==== ENTRIES

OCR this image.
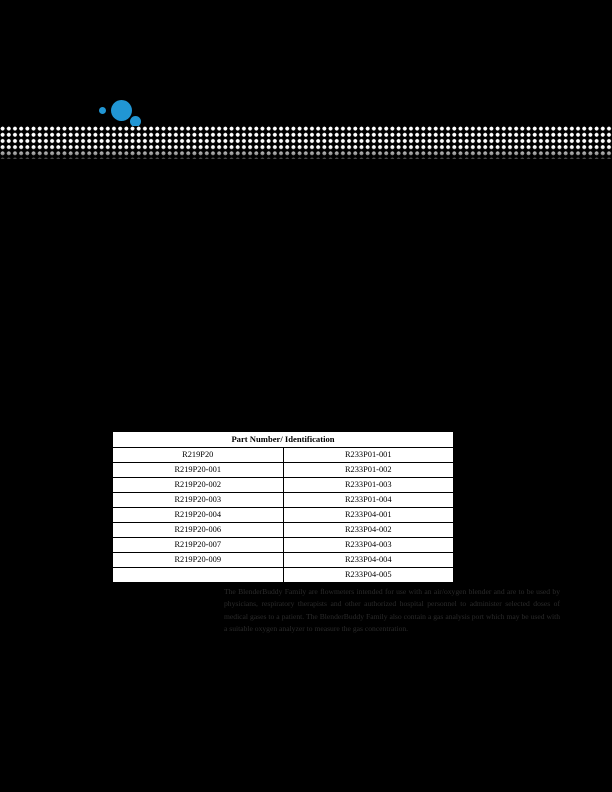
Part Number/ Identification	
R219P20	R233P01-001
R219P20-001	R233P01-002
R219P20-002	R233P01-003
R219P20-003	R233P01-004
R219P20-004	R233P04-001
R219P20-006	R233P04-002
R219P20-007	R233P04-003
R219P20-009	R233P04-004
	R233P04-005
The BlenderBuddy Family are flowmeters intended for use with an air/oxygen blender and are to be used by physicians, respiratory therapists and other authorized hospital personnel to administer selected doses of medical gases to a patient. The BlenderBuddy Family also contain a gas analysis port which may be used with a suitable oxygen analyzer to measure the gas concentration.
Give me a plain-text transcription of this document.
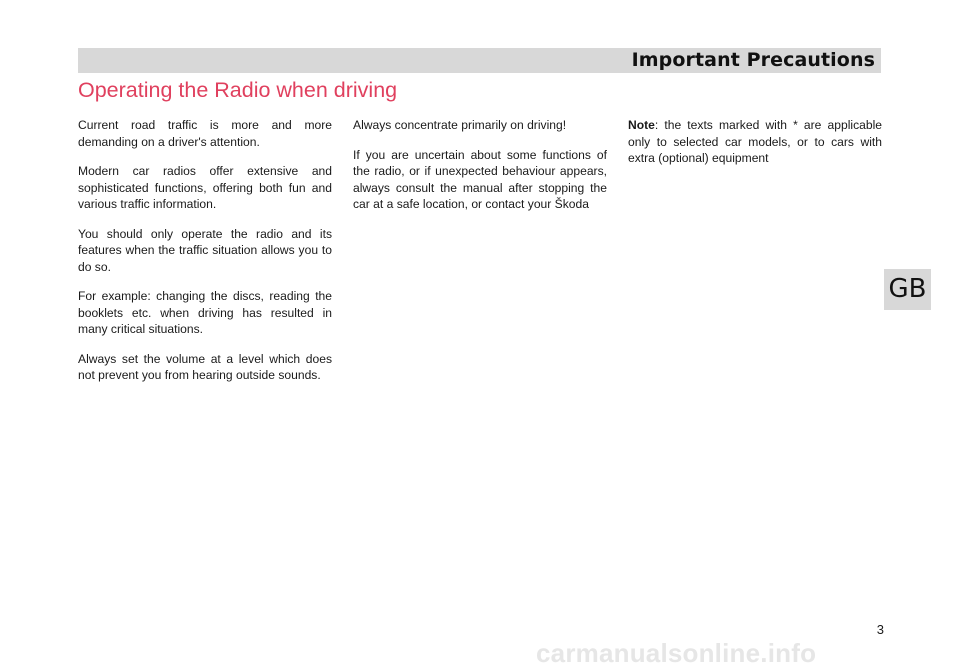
Important Precautions
Operating the Radio when driving

Current road traffic is more and more demanding on a driver's attention.

Modern car radios offer extensive and sophisticated functions, offering both fun and various traffic information.

You should only operate the radio and its features when the traffic situation allows you to do so.

For example: changing the discs, reading the booklets etc. when driving has resulted in many critical situations.

Always set the volume at a level which does not prevent you from hearing outside sounds.

Always concentrate primarily on driving!

If you are uncertain about some functions of the radio, or if unexpected behaviour appears, always consult the manual after stopping the car at a safe location, or contact your Škoda

Note: the texts marked with * are applicable only to selected car models, or to cars with extra (optional) equipment

GB
3
carmanualsonline.info
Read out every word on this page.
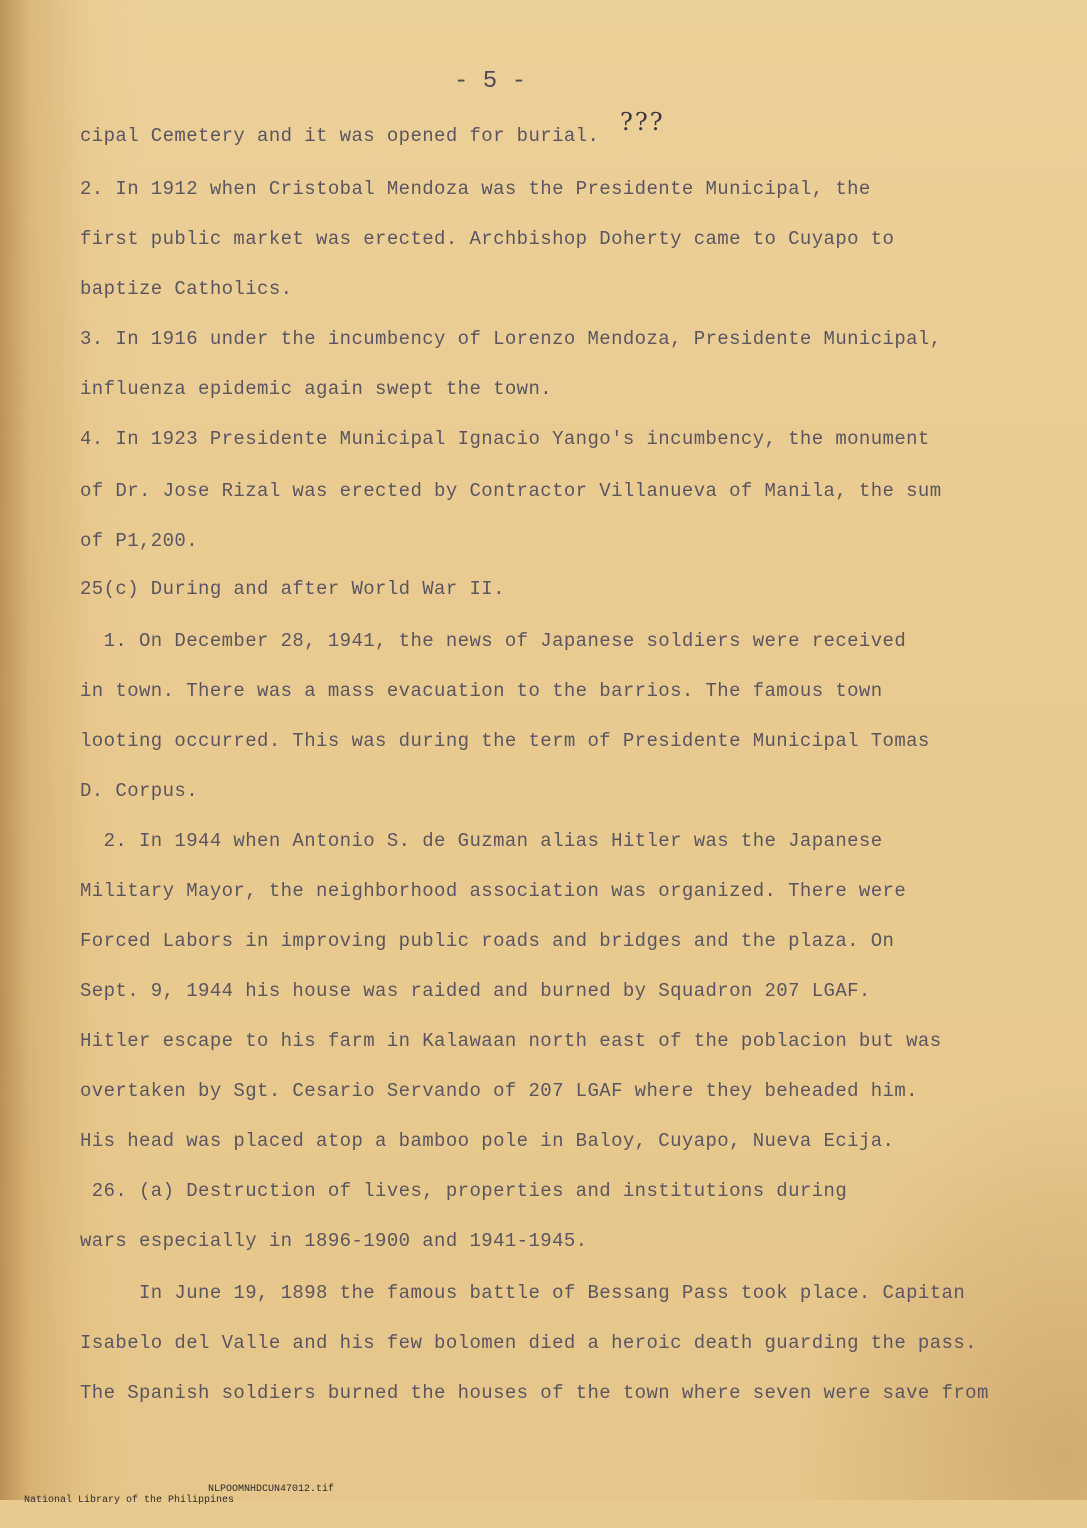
- 5 -
???
cipal Cemetery and it was opened for burial.
2. In 1912 when Cristobal Mendoza was the Presidente Municipal, the
first public market was erected. Archbishop Doherty came to Cuyapo to
baptize Catholics.
3. In 1916 under the incumbency of Lorenzo Mendoza, Presidente Municipal,
influenza epidemic again swept the town.
4. In 1923 Presidente Municipal Ignacio Yango's incumbency, the monument
of Dr. Jose Rizal was erected by Contractor Villanueva of Manila, the sum
of P1,200.
25(c) During and after World War II.
1. On December 28, 1941, the news of Japanese soldiers were received
in town. There was a mass evacuation to the barrios. The famous town
looting occurred. This was during the term of Presidente Municipal Tomas
D. Corpus.
2. In 1944 when Antonio S. de Guzman alias Hitler was the Japanese
Military Mayor, the neighborhood association was organized. There were
Forced Labors in improving public roads and bridges and the plaza. On
Sept. 9, 1944 his house was raided and burned by Squadron 207 LGAF.
Hitler escape to his farm in Kalawaan north east of the poblacion but was
overtaken by Sgt. Cesario Servando of 207 LGAF where they beheaded him.
His head was placed atop a bamboo pole in Baloy, Cuyapo, Nueva Ecija.
26. (a) Destruction of lives, properties and institutions during
wars especially in 1896-1900 and 1941-1945.
In June 19, 1898 the famous battle of Bessang Pass took place. Capitan
Isabelo del Valle and his few bolomen died a heroic death guarding the pass.
The Spanish soldiers burned the houses of the town where seven were save from

National Library of the Philippines

NLPOOMNHDCUN47012.tif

========

SHORT TASK ->
Pictures are excluded; repeat every record exactly.

WRITTEN RESPONSE ->
OCR this image.
Part Number/ Identification	
R219P20	R233P01-001
R219P20-001	R233P01-002
R219P20-002	R233P01-003
R219P20-003	R233P01-004
R219P20-004	R233P04-001
R219P20-006	R233P04-002
R219P20-007	R233P04-003
R219P20-009	R233P04-004
	R233P04-005
The BlenderBuddy Family are flowmeters intended for use with an air/oxygen blender and are to be used by physicians, respiratory therapists and other authorized hospital personnel to administer selected doses of medical gases to a patient. The BlenderBuddy Family also contain a gas analysis port which may be used with a suitable oxygen analyzer to measure the gas concentration.
Give me a plain-text transcription of this document.
Important Precautions
Operating the Radio when driving

Current road traffic is more and more demanding on a driver's attention.

Modern car radios offer extensive and sophisticated functions, offering both fun and various traffic information.

You should only operate the radio and its features when the traffic situation allows you to do so.

For example: changing the discs, reading the booklets etc. when driving has resulted in many critical situations.

Always set the volume at a level which does not prevent you from hearing outside sounds.

Always concentrate primarily on driving!

If you are uncertain about some functions of the radio, or if unexpected behaviour appears, always consult the manual after stopping the car at a safe location, or contact your Škoda

Note: the texts marked with * are applicable only to selected car models, or to cars with extra (optional) equipment

GB
3
carmanualsonline.info
Read out every word on this page.
- 5 -
???
cipal Cemetery and it was opened for burial.
2. In 1912 when Cristobal Mendoza was the Presidente Municipal, the
first public market was erected. Archbishop Doherty came to Cuyapo to
baptize Catholics.
3. In 1916 under the incumbency of Lorenzo Mendoza, Presidente Municipal,
influenza epidemic again swept the town.
4. In 1923 Presidente Municipal Ignacio Yango's incumbency, the monument
of Dr. Jose Rizal was erected by Contractor Villanueva of Manila, the sum
of P1,200.
25(c) During and after World War II.
1. On December 28, 1941, the news of Japanese soldiers were received
in town. There was a mass evacuation to the barrios. The famous town
looting occurred. This was during the term of Presidente Municipal Tomas
D. Corpus.
2. In 1944 when Antonio S. de Guzman alias Hitler was the Japanese
Military Mayor, the neighborhood association was organized. There were
Forced Labors in improving public roads and bridges and the plaza. On
Sept. 9, 1944 his house was raided and burned by Squadron 207 LGAF.
Hitler escape to his farm in Kalawaan north east of the poblacion but was
overtaken by Sgt. Cesario Servando of 207 LGAF where they beheaded him.
His head was placed atop a bamboo pole in Baloy, Cuyapo, Nueva Ecija.
26. (a) Destruction of lives, properties and institutions during
wars especially in 1896-1900 and 1941-1945.
In June 19, 1898 the famous battle of Bessang Pass took place. Capitan
Isabelo del Valle and his few bolomen died a heroic death guarding the pass.
The Spanish soldiers burned the houses of the town where seven were save from

National Library of the Philippines

NLPOOMNHDCUN47012.tif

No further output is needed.